#### [Your objective]
Below are the records. Count the lines containing the string "this", and reply with the number alone.
·····
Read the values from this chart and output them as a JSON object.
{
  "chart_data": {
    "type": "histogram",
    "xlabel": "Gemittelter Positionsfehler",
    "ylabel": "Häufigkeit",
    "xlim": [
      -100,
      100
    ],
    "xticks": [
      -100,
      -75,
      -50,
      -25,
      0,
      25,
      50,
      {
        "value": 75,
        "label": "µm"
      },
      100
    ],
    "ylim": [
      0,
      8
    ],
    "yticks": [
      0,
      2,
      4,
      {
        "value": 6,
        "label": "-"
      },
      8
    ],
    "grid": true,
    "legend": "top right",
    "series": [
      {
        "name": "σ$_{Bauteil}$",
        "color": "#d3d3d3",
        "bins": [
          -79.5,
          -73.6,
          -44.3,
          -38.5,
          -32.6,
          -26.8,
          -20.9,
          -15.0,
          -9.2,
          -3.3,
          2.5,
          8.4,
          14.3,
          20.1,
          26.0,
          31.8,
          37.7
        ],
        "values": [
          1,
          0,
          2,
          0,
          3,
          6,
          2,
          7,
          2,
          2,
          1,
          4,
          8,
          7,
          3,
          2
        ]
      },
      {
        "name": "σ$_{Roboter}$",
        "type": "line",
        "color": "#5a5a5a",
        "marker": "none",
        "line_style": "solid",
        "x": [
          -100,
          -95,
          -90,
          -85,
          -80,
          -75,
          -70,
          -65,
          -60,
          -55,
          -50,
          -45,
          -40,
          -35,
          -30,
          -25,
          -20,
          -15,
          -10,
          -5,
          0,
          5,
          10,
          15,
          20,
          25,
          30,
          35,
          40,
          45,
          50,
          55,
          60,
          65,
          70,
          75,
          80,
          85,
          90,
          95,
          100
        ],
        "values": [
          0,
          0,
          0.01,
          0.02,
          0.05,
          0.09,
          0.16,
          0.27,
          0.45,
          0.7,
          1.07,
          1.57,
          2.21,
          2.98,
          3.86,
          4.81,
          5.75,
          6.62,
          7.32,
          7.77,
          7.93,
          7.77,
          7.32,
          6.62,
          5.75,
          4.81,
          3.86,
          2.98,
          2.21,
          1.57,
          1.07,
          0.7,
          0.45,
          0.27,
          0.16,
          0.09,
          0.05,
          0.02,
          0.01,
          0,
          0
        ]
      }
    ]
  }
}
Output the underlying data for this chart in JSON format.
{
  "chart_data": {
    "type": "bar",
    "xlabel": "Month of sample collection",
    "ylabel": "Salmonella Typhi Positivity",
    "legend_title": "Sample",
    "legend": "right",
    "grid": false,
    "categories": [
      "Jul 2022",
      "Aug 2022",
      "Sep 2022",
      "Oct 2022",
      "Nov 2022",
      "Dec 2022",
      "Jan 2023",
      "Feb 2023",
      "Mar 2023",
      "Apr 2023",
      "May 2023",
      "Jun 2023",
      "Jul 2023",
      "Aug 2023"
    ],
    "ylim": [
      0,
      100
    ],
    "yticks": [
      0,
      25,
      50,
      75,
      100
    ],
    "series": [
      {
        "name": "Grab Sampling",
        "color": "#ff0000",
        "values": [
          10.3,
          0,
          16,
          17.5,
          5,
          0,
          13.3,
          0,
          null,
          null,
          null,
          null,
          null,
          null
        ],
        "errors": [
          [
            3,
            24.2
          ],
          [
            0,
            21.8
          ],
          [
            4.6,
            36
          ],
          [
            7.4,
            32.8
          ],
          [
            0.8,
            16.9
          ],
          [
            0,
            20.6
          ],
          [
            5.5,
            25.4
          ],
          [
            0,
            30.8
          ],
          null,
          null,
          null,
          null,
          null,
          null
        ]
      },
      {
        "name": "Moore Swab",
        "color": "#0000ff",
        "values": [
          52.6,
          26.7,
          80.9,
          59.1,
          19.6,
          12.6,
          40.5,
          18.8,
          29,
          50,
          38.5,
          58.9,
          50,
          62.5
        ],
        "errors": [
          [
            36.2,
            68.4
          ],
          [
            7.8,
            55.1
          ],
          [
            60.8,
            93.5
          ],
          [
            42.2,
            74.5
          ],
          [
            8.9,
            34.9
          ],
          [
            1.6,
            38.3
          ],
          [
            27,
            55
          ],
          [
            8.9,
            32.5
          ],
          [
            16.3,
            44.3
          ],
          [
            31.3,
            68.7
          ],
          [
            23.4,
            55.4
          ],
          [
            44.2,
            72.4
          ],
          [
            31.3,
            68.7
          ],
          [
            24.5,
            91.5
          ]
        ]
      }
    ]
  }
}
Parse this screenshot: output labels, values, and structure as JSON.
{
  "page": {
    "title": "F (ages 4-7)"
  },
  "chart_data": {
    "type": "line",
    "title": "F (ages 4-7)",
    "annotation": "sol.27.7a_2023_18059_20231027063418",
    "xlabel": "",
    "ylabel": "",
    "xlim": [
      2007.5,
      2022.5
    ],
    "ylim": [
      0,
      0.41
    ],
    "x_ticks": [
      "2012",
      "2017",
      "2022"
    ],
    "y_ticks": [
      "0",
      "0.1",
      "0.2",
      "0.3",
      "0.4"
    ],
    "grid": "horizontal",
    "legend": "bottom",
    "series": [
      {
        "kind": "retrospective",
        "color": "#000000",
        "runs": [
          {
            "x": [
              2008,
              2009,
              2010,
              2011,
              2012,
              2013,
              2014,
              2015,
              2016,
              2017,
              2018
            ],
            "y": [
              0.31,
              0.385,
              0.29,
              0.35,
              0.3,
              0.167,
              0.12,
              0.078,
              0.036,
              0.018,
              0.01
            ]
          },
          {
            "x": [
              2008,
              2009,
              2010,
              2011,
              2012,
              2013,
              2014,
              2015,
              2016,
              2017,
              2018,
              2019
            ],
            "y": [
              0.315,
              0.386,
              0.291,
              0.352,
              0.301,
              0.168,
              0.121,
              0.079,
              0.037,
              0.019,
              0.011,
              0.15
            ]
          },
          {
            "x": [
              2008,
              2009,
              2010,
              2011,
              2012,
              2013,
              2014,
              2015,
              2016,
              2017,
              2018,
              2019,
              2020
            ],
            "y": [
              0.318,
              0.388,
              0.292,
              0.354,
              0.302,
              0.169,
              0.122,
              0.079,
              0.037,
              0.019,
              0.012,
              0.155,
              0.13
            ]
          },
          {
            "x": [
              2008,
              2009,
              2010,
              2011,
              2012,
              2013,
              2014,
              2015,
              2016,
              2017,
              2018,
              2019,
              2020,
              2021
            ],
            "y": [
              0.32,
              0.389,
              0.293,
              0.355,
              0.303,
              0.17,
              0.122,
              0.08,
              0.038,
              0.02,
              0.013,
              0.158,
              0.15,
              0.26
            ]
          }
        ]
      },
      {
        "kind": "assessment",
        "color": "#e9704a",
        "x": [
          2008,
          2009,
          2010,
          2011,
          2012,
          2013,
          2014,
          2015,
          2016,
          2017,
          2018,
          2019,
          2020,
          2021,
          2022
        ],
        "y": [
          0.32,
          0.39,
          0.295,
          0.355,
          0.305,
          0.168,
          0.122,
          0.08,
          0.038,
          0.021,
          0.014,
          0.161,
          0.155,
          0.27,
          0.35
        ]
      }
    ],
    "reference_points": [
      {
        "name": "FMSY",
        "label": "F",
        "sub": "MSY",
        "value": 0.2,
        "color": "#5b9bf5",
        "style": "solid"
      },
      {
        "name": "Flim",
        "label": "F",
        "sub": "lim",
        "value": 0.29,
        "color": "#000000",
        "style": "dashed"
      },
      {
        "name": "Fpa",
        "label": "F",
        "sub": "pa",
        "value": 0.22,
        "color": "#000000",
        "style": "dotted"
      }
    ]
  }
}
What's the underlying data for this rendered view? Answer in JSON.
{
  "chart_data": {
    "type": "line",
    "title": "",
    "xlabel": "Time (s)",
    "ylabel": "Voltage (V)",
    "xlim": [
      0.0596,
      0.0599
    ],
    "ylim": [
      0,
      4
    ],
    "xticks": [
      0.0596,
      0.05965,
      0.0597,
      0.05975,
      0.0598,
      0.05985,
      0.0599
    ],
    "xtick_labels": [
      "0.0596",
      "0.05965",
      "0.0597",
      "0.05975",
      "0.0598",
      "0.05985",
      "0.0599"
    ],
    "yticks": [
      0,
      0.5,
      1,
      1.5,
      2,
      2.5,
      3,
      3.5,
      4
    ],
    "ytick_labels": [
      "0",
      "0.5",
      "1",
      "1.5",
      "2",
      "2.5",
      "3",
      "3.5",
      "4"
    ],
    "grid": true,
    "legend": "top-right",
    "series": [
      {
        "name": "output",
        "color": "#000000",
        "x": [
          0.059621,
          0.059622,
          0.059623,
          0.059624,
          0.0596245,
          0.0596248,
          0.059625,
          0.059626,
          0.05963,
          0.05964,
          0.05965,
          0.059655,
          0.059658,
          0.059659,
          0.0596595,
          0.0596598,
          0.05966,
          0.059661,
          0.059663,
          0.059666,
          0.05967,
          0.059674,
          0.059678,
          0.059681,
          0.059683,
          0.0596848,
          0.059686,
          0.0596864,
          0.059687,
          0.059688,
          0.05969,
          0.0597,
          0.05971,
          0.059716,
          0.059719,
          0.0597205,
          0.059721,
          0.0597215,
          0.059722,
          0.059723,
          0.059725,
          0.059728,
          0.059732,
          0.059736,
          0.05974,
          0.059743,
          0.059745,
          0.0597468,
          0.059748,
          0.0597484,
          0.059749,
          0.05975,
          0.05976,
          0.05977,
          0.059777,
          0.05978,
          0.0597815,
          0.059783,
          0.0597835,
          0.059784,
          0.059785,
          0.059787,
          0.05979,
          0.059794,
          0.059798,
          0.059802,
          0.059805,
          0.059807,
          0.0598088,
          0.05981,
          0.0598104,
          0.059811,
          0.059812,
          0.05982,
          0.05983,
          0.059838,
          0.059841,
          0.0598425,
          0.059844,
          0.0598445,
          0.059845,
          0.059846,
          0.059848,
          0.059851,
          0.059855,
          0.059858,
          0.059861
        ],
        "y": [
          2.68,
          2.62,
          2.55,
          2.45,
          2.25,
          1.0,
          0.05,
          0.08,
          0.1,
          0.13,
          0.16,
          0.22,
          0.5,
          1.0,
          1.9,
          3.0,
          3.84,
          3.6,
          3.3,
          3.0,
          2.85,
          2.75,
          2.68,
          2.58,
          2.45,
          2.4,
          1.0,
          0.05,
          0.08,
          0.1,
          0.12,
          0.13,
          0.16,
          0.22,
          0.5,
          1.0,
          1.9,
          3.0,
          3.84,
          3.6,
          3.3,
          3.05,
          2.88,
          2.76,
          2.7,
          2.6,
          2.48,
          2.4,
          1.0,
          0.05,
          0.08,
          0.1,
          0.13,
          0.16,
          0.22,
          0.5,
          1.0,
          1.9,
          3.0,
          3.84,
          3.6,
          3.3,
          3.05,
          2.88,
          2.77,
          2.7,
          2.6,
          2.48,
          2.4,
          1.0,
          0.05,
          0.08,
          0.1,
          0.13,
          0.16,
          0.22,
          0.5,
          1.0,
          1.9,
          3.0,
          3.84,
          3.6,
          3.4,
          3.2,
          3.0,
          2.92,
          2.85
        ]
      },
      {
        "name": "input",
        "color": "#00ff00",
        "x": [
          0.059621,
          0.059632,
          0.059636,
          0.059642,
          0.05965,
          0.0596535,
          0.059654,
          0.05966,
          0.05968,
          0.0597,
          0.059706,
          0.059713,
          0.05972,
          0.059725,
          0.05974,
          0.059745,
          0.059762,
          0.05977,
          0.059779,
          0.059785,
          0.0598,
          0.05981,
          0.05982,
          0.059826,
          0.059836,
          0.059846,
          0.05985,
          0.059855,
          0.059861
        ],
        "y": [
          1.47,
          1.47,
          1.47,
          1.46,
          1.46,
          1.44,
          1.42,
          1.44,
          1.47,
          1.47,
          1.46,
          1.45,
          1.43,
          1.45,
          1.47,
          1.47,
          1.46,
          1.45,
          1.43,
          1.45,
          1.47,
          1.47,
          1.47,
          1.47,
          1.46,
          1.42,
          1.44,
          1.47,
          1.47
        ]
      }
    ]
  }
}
·····
#### [The response]
4